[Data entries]
::::

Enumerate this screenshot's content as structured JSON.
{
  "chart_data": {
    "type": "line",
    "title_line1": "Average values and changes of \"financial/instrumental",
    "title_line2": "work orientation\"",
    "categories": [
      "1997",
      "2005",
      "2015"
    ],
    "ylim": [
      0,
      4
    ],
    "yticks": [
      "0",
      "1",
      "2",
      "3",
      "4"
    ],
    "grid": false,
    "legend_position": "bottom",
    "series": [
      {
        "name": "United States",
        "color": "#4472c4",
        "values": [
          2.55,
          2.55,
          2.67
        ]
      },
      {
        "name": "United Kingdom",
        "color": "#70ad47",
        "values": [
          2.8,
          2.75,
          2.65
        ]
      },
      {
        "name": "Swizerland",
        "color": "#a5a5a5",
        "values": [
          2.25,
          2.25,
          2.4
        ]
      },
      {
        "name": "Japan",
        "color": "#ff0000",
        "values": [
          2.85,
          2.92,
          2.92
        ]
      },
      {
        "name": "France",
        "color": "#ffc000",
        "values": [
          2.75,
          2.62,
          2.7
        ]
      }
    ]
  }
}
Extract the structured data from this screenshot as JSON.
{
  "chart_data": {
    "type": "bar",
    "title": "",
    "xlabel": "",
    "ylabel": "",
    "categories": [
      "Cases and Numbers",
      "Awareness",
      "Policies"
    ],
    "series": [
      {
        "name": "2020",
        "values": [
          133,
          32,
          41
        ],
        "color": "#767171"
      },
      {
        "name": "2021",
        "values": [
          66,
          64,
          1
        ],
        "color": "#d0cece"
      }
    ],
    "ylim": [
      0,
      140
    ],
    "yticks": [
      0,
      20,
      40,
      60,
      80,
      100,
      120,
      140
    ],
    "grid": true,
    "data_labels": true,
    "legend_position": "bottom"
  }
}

::::

### Work to do
Exactly as shown, repeat every record.

### Written response
Enumerate this screenshot's content as structured JSON.
{
  "chart_data": {
    "type": "line",
    "title_line1": "Average values and changes of \"financial/instrumental",
    "title_line2": "work orientation\"",
    "categories": [
      "1997",
      "2005",
      "2015"
    ],
    "ylim": [
      0,
      4
    ],
    "yticks": [
      "0",
      "1",
      "2",
      "3",
      "4"
    ],
    "grid": false,
    "legend_position": "bottom",
    "series": [
      {
        "name": "United States",
        "color": "#4472c4",
        "values": [
          2.55,
          2.55,
          2.67
        ]
      },
      {
        "name": "United Kingdom",
        "color": "#70ad47",
        "values": [
          2.8,
          2.75,
          2.65
        ]
      },
      {
        "name": "Swizerland",
        "color": "#a5a5a5",
        "values": [
          2.25,
          2.25,
          2.4
        ]
      },
      {
        "name": "Japan",
        "color": "#ff0000",
        "values": [
          2.85,
          2.92,
          2.92
        ]
      },
      {
        "name": "France",
        "color": "#ffc000",
        "values": [
          2.75,
          2.62,
          2.7
        ]
      }
    ]
  }
}
Extract the structured data from this screenshot as JSON.
{
  "chart_data": {
    "type": "bar",
    "title": "",
    "xlabel": "",
    "ylabel": "",
    "categories": [
      "Cases and Numbers",
      "Awareness",
      "Policies"
    ],
    "series": [
      {
        "name": "2020",
        "values": [
          133,
          32,
          41
        ],
        "color": "#767171"
      },
      {
        "name": "2021",
        "values": [
          66,
          64,
          1
        ],
        "color": "#d0cece"
      }
    ],
    "ylim": [
      0,
      140
    ],
    "yticks": [
      0,
      20,
      40,
      60,
      80,
      100,
      120,
      140
    ],
    "grid": true,
    "data_labels": true,
    "legend_position": "bottom"
  }
}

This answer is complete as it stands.